Required task
Search the material for the word "SDPs" and copy each line that holds it.

Listed entries
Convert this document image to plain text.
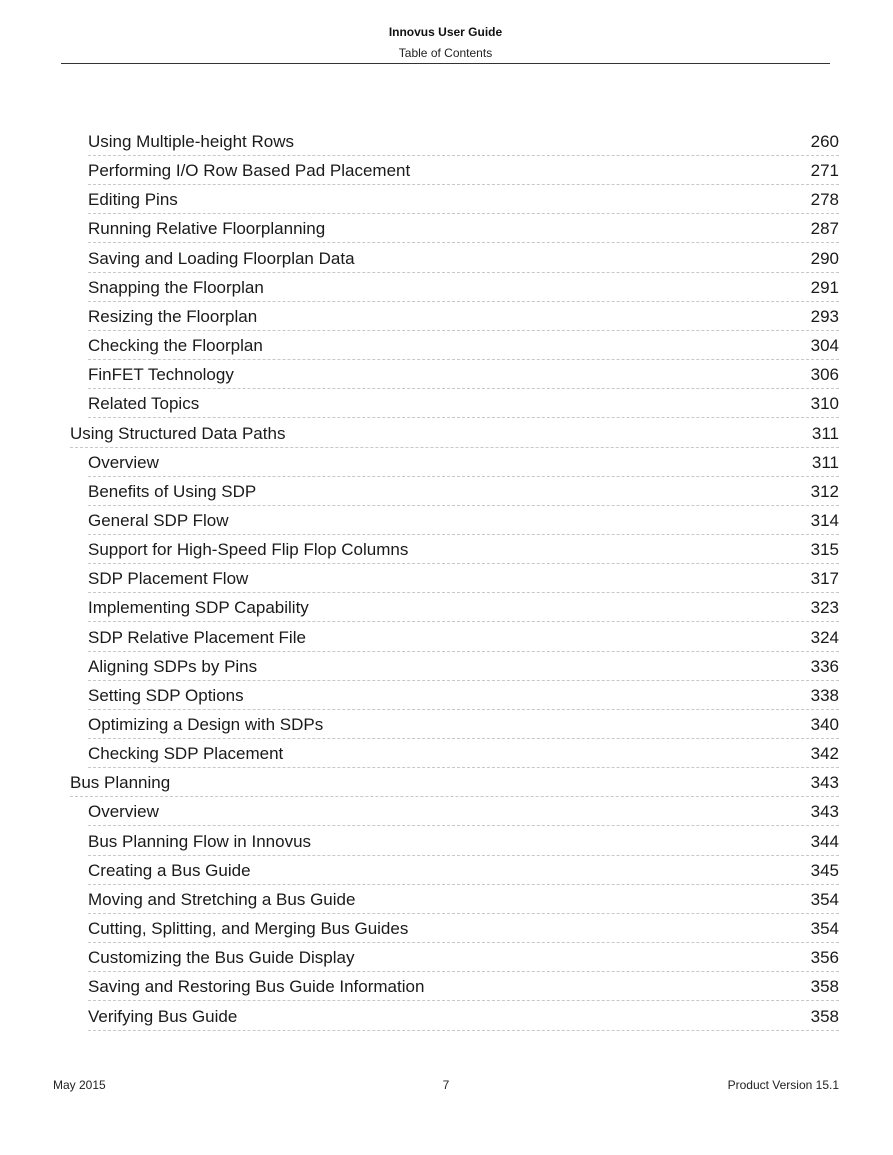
Innovus User Guide
Table of Contents
Using Multiple-height Rows	260
Performing I/O Row Based Pad Placement	271
Editing Pins	278
Running Relative Floorplanning	287
Saving and Loading Floorplan Data	290
Snapping the Floorplan	291
Resizing the Floorplan	293
Checking the Floorplan	304
FinFET Technology	306
Related Topics	310
Using Structured Data Paths	311
Overview	311
Benefits of Using SDP	312
General SDP Flow	314
Support for High-Speed Flip Flop Columns	315
SDP Placement Flow	317
Implementing SDP Capability	323
SDP Relative Placement File	324
Aligning SDPs by Pins	336
Setting SDP Options	338
Optimizing a Design with SDPs	340
Checking SDP Placement	342
Bus Planning	343
Overview	343
Bus Planning Flow in Innovus	344
Creating a Bus Guide	345
Moving and Stretching a Bus Guide	354
Cutting, Splitting, and Merging Bus Guides	354
Customizing the Bus Guide Display	356
Saving and Restoring Bus Guide Information	358
Verifying Bus Guide	358
May 2015	7	Product Version 15.1
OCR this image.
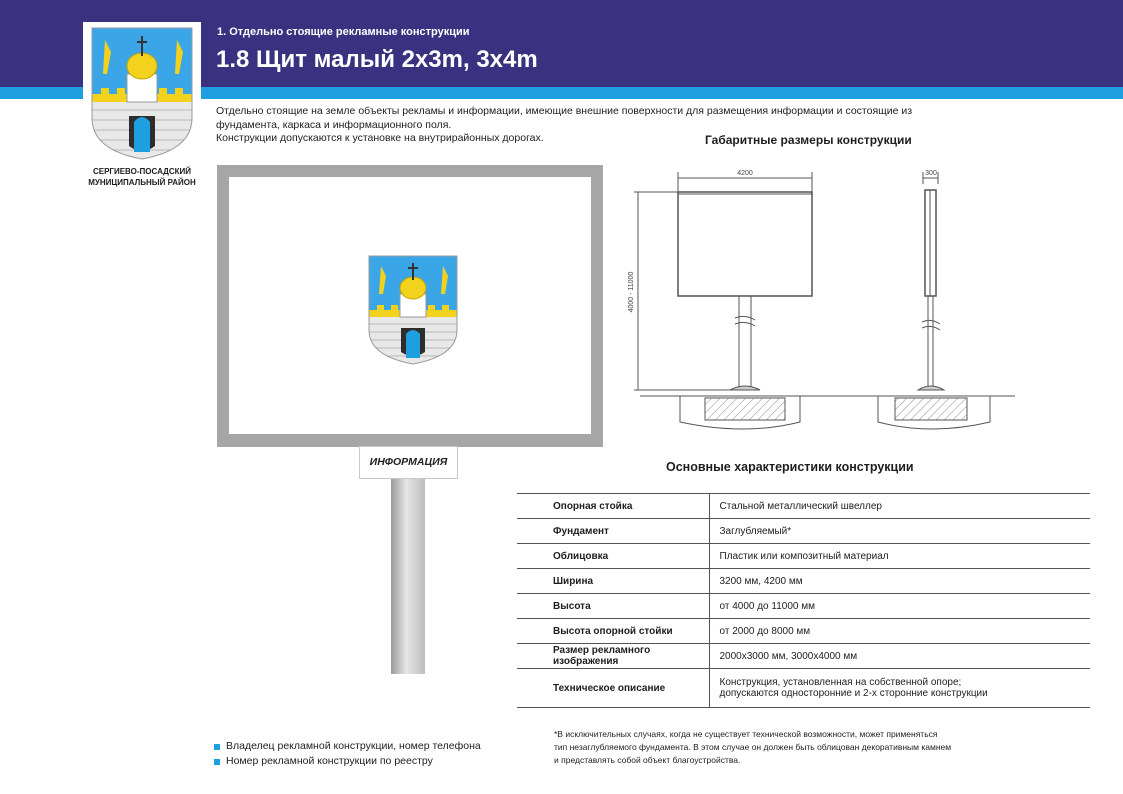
1. Отдельно стоящие рекламные конструкции
1.8 Щит малый 2х3m, 3х4m
СЕРГИЕВО-ПОСАДСКИЙ
МУНИЦИПАЛЬНЫЙ РАЙОН

Отдельно стоящие на земле объекты рекламы и информации, имеющие внешние поверхности для размещения информации и состоящие из

фундамента, каркаса и информационного поля.

Конструкции допускаются к установке на внутрирайонных дорогах.

ИНФОРМАЦИЯ
Габаритные размеры конструкции
4200	300
4000 - 11000
Основные характеристики конструкции
Опорная стойка	Стальной металлический швеллер
Фундамент	Заглубляемый*
Облицовка	Пластик или композитный материал
Ширина	3200 мм, 4200 мм
Высота	от 4000 до 11000 мм
Высота опорной стойки	от 2000 до 8000 мм
Размер рекламного изображения	2000х3000 мм, 3000х4000 мм
Техническое описание	Конструкция, установленная на собственной опоре;
допускаются односторонние и 2-х сторонние конструкции
Владелец рекламной конструкции, номер телефона
Номер рекламной конструкции по реестру

*В исключительных случаях, когда не существует технической возможности, может применяться

тип незаглубляемого фундамента. В этом случае он должен быть облицован декоративным камнем

и представлять собой объект благоустройства.
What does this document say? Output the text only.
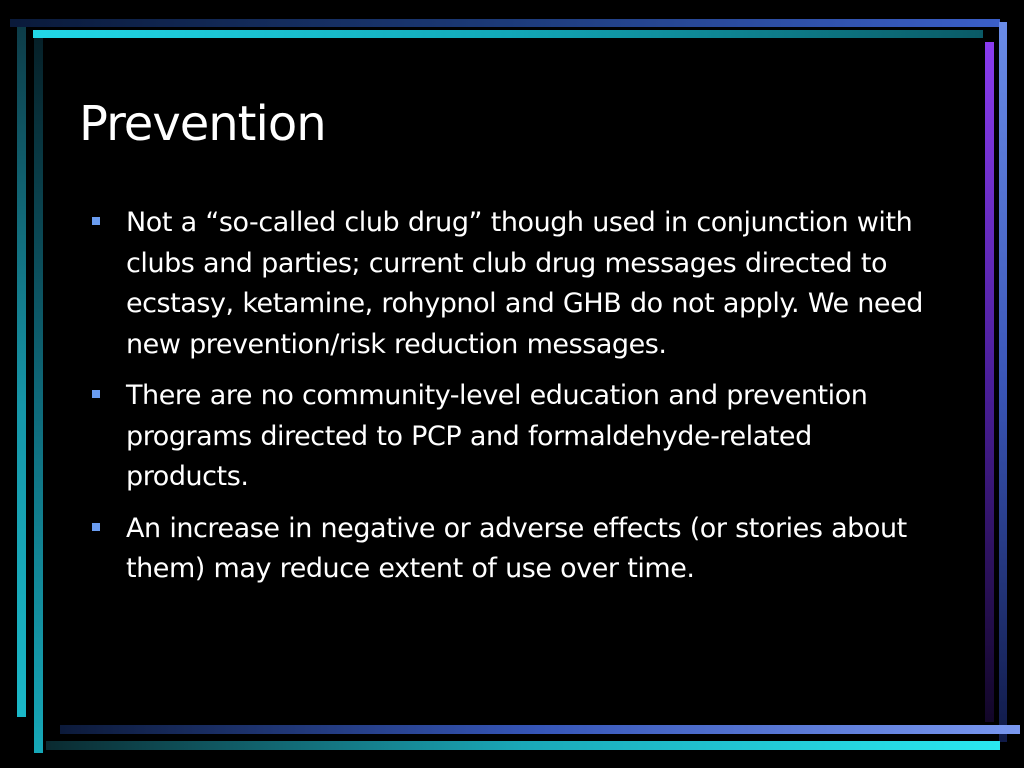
Prevention
Not a “so-called club drug” though used in conjunction with clubs and parties; current club drug messages directed to ecstasy, ketamine, rohypnol and GHB do not apply. We need new prevention/risk reduction messages.
There are no community-level education and prevention programs directed to PCP and formaldehyde-related products.
An increase in negative or adverse effects (or stories about them) may reduce extent of use over time.
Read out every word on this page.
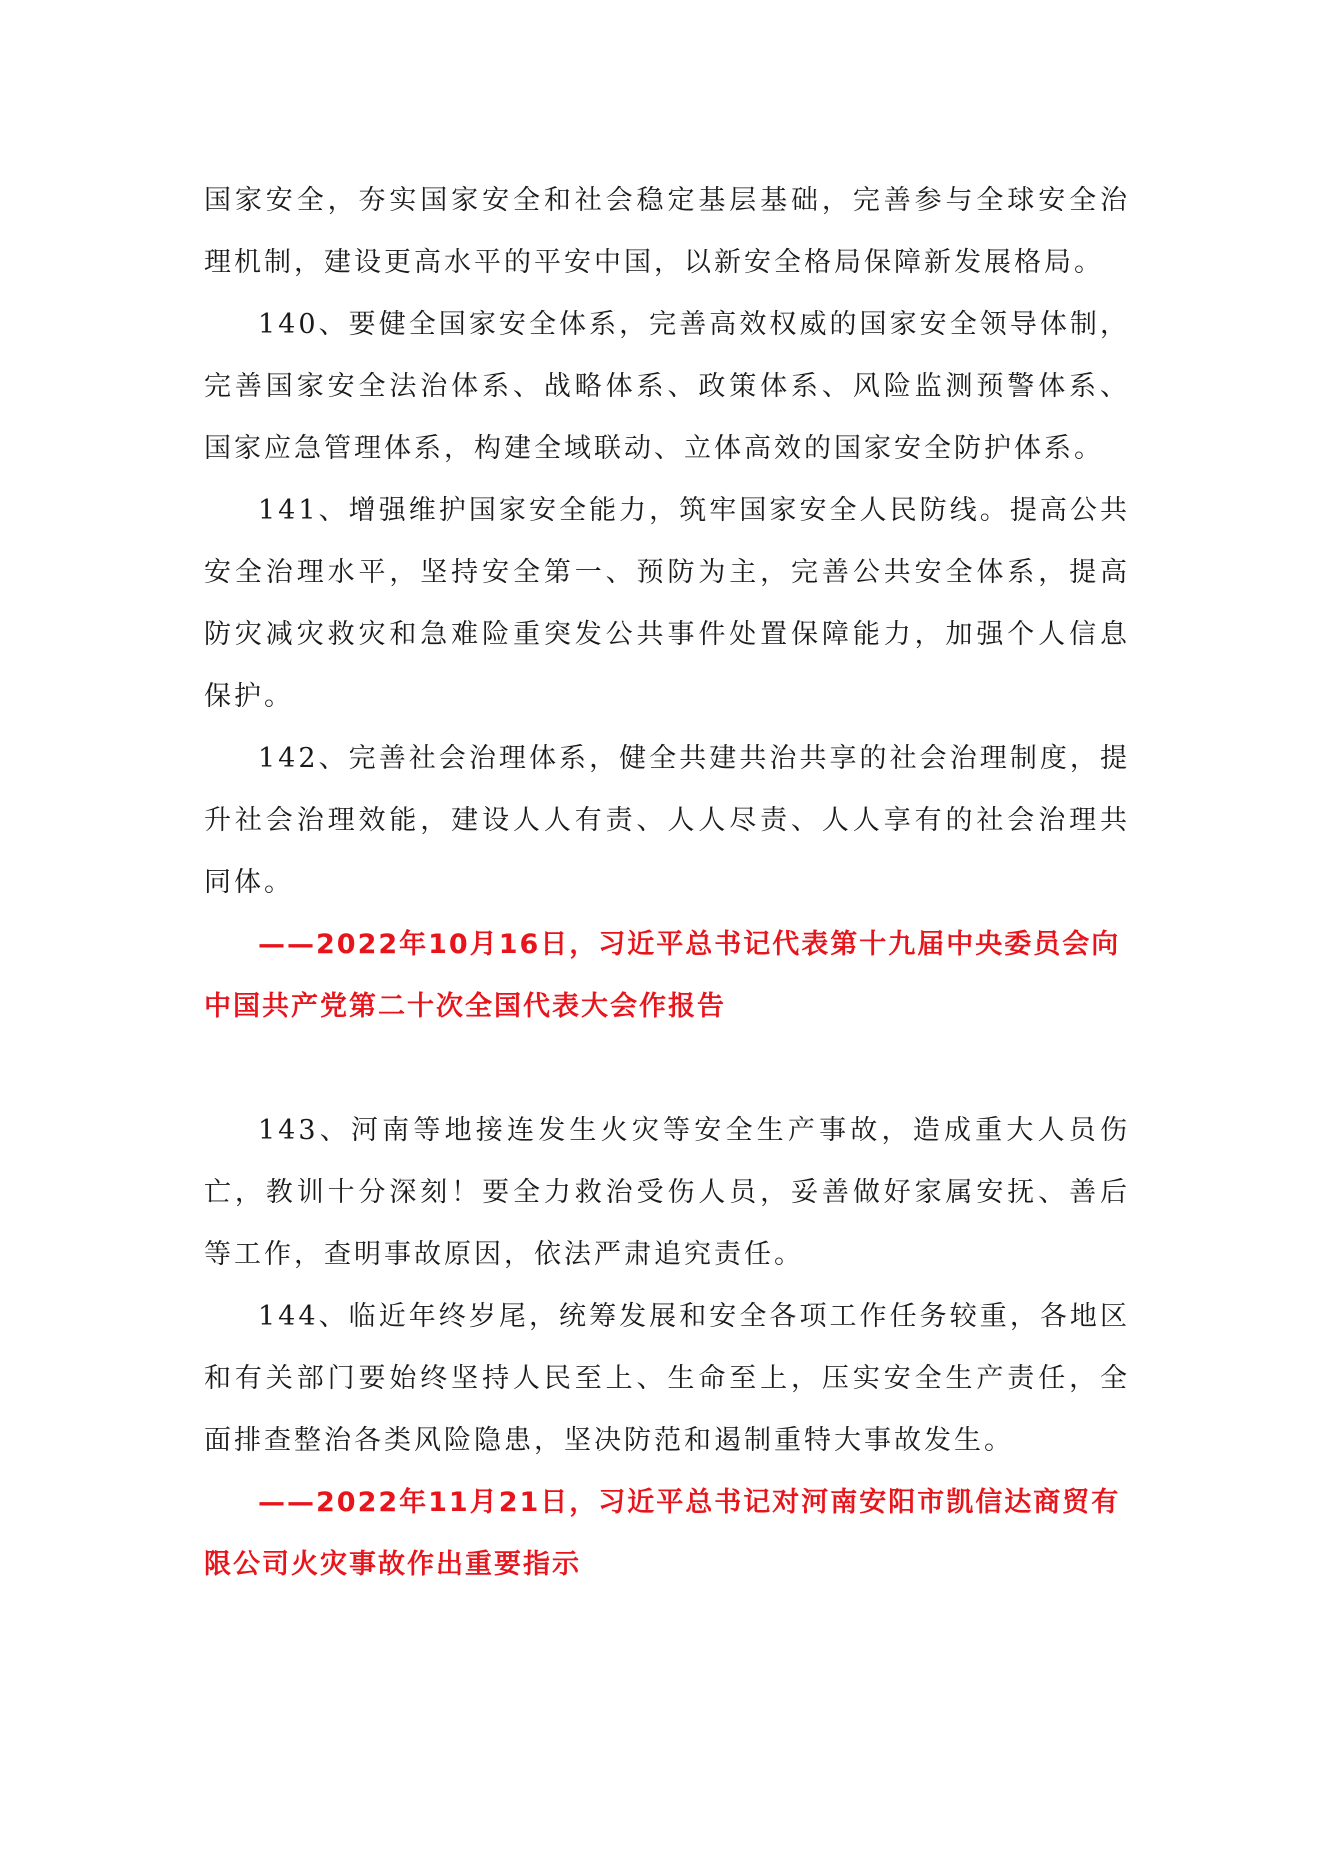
国家安全，夯实国家安全和社会稳定基层基础，完善参与全球安全治理机制，建设更高水平的平安中国，以新安全格局保障新发展格局。

140、要健全国家安全体系，完善高效权威的国家安全领导体制，完善国家安全法治体系、战略体系、政策体系、风险监测预警体系、国家应急管理体系，构建全域联动、立体高效的国家安全防护体系。

141、增强维护国家安全能力，筑牢国家安全人民防线。提高公共安全治理水平，坚持安全第一、预防为主，完善公共安全体系，提高防灾减灾救灾和急难险重突发公共事件处置保障能力，加强个人信息保护。

142、完善社会治理体系，健全共建共治共享的社会治理制度，提升社会治理效能，建设人人有责、人人尽责、人人享有的社会治理共同体。

——2022年10月16日，习近平总书记代表第十九届中央委员会向中国共产党第二十次全国代表大会作报告

143、河南等地接连发生火灾等安全生产事故，造成重大人员伤亡，教训十分深刻！要全力救治受伤人员，妥善做好家属安抚、善后等工作，查明事故原因，依法严肃追究责任。

144、临近年终岁尾，统筹发展和安全各项工作任务较重，各地区和有关部门要始终坚持人民至上、生命至上，压实安全生产责任，全面排查整治各类风险隐患，坚决防范和遏制重特大事故发生。

——2022年11月21日，习近平总书记对河南安阳市凯信达商贸有限公司火灾事故作出重要指示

Exercise answer
Aligning SDPs by Pins	336
Optimizing a Design with SDPs	340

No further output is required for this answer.